• THE PROBLEM: List all lines of the data containing the word "costs".

• Records that describe figures:
>> begin

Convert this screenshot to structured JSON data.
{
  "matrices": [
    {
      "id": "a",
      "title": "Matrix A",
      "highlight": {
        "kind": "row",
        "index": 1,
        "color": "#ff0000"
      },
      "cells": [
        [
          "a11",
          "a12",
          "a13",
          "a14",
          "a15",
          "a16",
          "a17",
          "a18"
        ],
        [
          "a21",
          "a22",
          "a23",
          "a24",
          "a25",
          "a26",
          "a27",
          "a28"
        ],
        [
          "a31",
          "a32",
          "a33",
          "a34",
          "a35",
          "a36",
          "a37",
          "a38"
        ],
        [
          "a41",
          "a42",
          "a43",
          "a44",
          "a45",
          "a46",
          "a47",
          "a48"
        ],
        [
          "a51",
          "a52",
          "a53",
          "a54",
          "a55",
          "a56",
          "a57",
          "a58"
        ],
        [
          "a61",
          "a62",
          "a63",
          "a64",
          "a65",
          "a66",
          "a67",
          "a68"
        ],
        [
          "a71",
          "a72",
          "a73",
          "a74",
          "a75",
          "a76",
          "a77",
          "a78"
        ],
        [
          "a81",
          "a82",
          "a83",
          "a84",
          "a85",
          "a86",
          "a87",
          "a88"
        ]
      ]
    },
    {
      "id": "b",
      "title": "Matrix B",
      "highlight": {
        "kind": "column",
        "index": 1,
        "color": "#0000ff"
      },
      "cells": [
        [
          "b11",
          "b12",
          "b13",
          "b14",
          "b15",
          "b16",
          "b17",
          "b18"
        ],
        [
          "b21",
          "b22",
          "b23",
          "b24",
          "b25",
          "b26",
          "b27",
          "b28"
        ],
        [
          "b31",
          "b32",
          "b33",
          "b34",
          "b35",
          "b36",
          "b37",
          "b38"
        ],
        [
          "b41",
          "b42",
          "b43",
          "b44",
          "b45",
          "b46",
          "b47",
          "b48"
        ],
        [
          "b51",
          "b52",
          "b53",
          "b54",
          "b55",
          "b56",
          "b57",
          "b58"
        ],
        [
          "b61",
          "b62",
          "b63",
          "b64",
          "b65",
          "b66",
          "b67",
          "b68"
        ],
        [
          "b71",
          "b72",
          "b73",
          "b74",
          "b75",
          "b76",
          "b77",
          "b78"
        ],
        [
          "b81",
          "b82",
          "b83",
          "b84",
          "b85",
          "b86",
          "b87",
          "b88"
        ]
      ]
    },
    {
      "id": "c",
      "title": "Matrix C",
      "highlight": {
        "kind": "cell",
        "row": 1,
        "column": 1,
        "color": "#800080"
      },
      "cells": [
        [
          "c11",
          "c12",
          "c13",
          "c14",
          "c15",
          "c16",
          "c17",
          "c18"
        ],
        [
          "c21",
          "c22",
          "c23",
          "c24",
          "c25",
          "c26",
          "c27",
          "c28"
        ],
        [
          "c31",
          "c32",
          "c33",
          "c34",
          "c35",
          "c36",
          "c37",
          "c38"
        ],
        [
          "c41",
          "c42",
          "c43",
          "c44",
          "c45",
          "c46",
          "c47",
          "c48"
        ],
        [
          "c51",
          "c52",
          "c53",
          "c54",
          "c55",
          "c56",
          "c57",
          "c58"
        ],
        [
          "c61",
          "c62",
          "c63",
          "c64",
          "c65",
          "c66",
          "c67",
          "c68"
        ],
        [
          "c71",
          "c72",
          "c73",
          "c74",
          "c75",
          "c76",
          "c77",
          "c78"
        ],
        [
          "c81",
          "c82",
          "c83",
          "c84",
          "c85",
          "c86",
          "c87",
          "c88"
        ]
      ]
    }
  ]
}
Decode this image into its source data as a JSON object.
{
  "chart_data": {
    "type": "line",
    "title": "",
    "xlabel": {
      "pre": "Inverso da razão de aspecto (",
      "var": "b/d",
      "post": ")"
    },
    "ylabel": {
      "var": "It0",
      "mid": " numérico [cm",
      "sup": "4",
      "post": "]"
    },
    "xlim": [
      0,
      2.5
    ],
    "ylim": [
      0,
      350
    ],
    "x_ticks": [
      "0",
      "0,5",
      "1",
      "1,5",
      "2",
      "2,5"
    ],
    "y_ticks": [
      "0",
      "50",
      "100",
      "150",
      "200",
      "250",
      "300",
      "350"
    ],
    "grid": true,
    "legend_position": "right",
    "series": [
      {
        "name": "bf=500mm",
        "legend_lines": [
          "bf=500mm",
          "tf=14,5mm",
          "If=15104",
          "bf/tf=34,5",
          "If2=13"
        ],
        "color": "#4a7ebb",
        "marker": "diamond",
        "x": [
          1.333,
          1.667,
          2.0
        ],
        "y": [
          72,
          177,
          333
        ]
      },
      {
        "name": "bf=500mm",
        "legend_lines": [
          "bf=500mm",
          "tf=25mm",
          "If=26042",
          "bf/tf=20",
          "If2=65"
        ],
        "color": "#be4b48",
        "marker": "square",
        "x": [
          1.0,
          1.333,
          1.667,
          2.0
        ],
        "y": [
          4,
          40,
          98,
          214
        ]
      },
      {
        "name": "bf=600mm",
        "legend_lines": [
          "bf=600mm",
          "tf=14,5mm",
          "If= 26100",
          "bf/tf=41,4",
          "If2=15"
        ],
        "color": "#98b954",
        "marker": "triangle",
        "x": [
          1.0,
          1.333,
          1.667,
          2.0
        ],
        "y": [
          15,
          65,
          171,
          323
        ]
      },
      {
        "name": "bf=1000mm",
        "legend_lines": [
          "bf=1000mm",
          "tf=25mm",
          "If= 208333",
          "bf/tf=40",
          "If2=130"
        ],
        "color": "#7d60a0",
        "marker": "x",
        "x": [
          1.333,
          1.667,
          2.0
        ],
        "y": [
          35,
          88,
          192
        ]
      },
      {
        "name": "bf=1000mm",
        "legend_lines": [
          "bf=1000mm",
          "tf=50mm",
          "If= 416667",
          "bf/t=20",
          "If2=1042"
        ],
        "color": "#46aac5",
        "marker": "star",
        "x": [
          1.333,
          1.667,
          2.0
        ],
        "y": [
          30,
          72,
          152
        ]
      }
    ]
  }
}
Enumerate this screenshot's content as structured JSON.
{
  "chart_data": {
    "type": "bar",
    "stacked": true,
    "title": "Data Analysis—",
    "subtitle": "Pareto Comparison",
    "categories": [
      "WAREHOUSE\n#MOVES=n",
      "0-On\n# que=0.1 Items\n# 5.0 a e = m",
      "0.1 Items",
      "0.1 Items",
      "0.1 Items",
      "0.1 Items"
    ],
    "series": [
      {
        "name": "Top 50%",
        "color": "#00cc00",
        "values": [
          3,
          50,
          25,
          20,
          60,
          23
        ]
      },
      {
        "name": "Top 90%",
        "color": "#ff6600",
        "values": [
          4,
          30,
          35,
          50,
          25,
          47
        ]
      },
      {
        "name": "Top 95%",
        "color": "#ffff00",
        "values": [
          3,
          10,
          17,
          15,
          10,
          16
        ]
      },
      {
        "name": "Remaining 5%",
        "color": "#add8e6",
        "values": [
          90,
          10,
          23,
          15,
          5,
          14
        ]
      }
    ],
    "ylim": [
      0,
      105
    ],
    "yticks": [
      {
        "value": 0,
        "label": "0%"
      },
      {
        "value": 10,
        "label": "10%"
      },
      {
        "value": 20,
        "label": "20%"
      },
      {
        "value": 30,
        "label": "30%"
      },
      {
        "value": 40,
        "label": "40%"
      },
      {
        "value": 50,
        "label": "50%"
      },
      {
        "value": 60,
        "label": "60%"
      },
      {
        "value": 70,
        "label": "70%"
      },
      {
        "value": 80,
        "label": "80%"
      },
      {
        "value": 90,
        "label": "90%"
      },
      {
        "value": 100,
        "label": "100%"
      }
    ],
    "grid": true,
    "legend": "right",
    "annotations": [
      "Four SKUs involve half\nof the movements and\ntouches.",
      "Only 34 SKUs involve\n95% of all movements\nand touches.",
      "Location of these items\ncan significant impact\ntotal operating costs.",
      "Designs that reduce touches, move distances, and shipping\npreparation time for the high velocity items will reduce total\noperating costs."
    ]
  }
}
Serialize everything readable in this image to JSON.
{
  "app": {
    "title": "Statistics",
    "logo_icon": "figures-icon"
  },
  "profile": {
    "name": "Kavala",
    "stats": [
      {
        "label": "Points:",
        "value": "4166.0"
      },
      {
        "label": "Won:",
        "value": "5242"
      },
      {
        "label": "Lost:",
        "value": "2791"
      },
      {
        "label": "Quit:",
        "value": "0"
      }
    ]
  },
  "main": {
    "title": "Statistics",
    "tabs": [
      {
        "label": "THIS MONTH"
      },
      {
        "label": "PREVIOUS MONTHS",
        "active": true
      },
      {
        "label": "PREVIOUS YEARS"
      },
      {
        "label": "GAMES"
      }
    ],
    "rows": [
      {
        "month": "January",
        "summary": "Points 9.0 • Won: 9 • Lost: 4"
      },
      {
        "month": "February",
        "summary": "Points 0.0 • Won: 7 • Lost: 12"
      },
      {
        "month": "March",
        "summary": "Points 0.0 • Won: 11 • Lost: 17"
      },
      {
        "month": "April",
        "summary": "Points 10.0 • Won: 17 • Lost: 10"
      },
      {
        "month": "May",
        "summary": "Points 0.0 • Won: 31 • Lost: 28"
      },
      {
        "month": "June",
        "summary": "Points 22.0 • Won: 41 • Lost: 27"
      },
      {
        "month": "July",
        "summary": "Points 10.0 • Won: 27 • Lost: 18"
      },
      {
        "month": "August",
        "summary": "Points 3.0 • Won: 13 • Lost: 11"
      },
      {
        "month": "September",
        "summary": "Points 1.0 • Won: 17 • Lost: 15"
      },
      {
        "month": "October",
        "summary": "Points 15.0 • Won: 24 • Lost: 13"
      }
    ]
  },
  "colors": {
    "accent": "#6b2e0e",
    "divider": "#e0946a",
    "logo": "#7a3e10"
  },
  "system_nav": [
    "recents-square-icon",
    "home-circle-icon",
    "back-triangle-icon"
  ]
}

>> end

• SOLUTION TO THIS PROBLEM:
      "Location of these items\ncan significant impact\ntotal operating costs.",
      "Designs that reduce touches, move distances, and shipping\npreparation time for the high velocity items will reduce total\noperating costs."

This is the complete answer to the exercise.